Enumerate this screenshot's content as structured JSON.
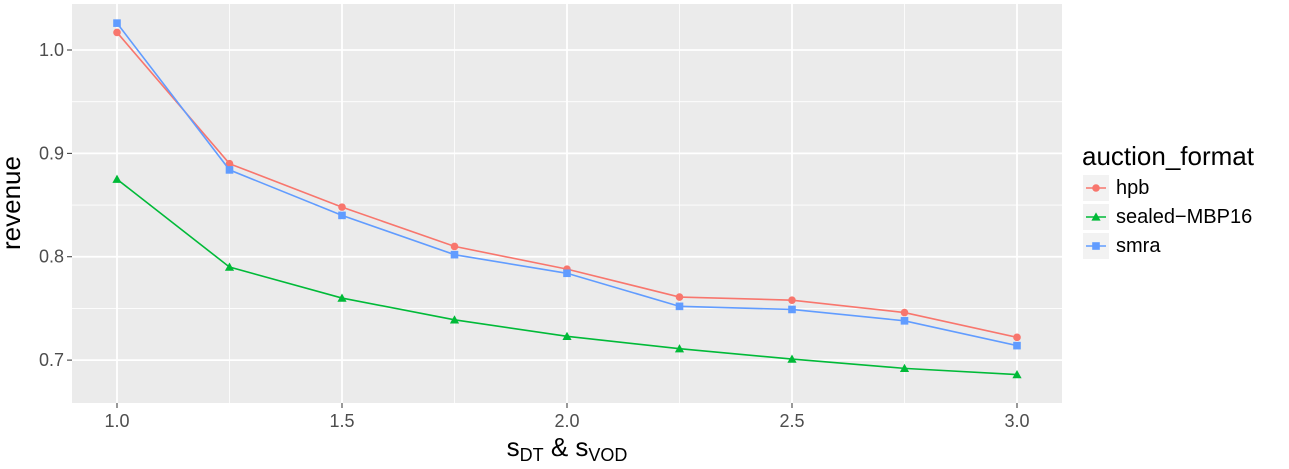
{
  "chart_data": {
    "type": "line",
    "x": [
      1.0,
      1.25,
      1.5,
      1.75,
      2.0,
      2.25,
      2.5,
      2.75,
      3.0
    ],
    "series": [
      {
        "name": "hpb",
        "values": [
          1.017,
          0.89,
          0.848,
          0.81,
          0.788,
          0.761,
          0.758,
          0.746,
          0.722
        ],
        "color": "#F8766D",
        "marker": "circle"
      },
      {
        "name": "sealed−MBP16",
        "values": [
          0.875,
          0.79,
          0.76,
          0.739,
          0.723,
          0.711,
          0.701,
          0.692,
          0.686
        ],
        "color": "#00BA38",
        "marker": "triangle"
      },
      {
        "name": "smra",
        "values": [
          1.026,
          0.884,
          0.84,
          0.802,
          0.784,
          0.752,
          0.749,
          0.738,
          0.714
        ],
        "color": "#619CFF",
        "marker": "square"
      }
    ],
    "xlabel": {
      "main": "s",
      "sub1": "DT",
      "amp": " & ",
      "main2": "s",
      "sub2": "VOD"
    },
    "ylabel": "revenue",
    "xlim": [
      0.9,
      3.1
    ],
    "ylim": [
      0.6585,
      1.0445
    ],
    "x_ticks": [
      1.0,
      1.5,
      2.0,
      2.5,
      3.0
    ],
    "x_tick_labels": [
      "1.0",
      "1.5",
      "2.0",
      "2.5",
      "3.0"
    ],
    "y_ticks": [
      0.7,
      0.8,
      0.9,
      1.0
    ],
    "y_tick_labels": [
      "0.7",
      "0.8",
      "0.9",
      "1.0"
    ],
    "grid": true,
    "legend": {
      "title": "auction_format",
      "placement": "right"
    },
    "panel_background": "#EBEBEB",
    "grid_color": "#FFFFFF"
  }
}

=====

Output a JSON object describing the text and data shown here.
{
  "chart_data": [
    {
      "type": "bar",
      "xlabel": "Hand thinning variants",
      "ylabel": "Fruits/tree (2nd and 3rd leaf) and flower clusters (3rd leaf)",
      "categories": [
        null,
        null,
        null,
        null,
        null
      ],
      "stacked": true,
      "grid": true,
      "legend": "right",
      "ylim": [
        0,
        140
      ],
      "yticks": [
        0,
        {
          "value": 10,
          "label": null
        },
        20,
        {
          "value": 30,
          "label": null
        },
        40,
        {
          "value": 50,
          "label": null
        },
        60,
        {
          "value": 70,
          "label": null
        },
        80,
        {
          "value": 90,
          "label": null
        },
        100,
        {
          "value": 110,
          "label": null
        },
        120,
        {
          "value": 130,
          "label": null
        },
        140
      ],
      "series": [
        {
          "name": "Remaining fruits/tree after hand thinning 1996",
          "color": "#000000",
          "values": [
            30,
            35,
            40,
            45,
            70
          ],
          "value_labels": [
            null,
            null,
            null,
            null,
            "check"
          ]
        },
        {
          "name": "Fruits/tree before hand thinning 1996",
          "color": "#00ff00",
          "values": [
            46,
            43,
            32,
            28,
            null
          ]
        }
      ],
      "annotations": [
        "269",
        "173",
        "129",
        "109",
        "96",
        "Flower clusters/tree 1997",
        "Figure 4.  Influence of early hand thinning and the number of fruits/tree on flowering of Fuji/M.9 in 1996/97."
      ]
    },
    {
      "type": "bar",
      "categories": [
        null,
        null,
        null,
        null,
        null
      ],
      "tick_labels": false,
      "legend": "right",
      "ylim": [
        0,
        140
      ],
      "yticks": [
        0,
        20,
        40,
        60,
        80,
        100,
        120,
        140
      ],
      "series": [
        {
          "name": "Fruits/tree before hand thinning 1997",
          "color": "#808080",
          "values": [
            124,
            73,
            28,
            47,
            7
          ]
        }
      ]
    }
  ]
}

=====

**Problem requirements:** From the entries above, list each line with "name" in it.

**Complete response:**
        "name": "hpb",
        "name": "sealed−MBP16",
        "name": "smra",
          "name": "Remaining fruits/tree after hand thinning 1996",
          "name": "Fruits/tree before hand thinning 1996",
          "name": "Fruits/tree before hand thinning 1997",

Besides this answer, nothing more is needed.